SHORT PROBLEM
Copy out each line of the material in which the word "JSON" appears.

MATERIAL
>> Start
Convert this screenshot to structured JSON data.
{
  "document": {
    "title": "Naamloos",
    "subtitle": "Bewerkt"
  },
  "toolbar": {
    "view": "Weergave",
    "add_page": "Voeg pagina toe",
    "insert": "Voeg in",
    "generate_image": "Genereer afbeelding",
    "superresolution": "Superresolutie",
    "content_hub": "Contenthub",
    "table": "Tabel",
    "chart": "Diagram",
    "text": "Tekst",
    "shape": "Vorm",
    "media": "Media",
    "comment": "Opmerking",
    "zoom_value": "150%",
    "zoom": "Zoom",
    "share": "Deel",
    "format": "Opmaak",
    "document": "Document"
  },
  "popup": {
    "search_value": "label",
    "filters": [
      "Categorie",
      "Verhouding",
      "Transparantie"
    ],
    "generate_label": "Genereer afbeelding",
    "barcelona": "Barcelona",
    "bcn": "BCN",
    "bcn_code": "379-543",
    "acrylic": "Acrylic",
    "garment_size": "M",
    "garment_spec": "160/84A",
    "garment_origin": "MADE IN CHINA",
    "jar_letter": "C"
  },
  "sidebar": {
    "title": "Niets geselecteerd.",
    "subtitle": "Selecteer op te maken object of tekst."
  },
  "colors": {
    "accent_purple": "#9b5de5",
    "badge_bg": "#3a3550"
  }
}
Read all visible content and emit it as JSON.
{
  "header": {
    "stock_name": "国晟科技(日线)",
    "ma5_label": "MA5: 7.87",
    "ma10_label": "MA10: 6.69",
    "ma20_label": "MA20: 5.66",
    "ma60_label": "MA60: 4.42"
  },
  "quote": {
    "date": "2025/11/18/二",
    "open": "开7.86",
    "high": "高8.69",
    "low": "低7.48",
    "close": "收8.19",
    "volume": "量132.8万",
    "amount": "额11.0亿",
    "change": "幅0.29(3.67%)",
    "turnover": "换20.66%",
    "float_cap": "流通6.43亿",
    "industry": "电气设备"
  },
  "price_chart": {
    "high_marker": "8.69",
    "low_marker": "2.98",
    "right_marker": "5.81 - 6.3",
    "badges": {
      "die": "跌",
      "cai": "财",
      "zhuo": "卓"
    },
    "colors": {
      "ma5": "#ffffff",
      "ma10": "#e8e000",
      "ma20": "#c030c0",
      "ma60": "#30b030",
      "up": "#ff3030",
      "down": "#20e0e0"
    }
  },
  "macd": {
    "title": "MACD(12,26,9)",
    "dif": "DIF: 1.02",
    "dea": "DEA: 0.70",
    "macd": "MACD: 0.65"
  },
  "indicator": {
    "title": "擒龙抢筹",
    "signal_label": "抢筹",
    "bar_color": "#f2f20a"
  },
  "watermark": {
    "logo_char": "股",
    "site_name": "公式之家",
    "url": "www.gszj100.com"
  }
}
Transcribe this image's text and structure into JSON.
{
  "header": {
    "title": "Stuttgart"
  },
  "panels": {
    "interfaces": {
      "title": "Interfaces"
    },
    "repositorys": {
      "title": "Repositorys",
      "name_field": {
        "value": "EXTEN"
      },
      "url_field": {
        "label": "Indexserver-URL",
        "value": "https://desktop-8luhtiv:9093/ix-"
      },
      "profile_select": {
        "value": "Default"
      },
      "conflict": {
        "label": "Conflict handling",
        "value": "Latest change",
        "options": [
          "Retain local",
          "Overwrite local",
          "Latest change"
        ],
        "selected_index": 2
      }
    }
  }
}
>> End
SOLUTION
Convert this screenshot to structured JSON data.
Read all visible content and emit it as JSON.
Transcribe this image's text and structure into JSON.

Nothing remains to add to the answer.